- _Directive_:
Read through the entries below and return each line with the word "JSON".
** begin Material supplied **
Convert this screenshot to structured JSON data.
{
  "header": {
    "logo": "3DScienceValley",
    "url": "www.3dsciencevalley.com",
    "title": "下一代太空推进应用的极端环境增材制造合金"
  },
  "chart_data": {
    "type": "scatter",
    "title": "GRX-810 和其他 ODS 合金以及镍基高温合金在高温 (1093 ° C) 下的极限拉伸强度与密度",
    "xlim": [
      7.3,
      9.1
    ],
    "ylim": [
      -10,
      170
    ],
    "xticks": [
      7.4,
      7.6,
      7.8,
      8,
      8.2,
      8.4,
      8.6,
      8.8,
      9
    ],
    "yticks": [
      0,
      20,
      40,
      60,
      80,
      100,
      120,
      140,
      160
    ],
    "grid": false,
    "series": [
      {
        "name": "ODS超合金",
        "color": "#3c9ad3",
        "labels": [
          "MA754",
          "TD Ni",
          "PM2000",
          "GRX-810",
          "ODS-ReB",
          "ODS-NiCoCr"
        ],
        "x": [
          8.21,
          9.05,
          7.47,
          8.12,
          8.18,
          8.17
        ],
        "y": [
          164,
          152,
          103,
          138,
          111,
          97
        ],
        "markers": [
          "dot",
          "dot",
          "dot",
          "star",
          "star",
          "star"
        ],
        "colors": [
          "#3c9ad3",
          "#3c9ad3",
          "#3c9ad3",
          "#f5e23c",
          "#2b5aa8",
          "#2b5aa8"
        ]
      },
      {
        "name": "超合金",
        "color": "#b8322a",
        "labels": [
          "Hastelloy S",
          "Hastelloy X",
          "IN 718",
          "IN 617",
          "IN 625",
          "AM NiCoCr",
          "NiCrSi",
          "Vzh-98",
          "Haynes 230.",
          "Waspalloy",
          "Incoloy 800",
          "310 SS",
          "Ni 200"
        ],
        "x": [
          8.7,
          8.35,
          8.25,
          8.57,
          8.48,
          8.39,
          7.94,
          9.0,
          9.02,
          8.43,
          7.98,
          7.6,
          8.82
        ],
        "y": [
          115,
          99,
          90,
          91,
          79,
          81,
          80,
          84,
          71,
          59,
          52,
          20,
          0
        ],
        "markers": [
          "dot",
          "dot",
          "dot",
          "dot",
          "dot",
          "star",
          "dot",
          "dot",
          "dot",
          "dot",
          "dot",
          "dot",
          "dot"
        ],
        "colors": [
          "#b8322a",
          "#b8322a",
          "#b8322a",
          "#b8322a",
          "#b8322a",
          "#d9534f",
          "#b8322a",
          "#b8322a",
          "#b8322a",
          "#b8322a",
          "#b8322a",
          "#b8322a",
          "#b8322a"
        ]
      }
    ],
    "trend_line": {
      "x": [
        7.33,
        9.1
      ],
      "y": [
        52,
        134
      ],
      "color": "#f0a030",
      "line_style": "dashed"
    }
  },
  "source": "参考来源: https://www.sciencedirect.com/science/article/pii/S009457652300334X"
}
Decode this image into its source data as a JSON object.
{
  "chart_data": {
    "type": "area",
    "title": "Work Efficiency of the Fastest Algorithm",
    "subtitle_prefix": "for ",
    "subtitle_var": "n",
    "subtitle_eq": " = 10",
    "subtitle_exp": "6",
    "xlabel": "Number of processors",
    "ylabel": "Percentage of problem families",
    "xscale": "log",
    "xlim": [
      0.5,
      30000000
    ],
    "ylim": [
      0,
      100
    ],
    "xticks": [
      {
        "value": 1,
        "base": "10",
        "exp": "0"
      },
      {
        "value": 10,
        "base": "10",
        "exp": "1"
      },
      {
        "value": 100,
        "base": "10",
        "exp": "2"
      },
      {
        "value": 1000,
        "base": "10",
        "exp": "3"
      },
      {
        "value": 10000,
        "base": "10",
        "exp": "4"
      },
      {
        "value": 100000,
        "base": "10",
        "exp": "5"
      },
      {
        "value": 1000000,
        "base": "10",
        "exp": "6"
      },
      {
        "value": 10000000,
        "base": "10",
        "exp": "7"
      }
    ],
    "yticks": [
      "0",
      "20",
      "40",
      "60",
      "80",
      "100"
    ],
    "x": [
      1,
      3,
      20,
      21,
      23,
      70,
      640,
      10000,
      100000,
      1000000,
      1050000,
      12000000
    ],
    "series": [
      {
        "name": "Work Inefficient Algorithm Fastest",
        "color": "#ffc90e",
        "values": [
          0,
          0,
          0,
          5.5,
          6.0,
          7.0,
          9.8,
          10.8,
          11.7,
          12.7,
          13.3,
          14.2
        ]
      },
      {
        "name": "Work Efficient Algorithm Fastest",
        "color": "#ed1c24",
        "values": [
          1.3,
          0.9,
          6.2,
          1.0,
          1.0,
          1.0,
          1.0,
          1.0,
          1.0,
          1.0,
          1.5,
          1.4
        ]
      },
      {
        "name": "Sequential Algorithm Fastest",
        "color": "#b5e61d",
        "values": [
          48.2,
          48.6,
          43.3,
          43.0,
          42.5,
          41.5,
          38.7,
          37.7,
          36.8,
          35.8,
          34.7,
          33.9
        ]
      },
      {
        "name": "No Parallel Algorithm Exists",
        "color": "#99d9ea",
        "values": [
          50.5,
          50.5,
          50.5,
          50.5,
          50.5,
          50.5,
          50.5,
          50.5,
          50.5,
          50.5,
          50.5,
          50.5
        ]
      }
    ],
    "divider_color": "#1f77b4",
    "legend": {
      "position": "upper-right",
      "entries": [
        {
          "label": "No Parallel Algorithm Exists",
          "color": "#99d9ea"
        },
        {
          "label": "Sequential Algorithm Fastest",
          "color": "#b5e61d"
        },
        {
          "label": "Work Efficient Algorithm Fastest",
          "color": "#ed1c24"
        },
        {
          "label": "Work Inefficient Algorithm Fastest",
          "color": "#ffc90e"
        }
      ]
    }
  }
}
** end Material supplied **
- _Result of the exercise_:
Convert this screenshot to structured JSON data.
Decode this image into its source data as a JSON object.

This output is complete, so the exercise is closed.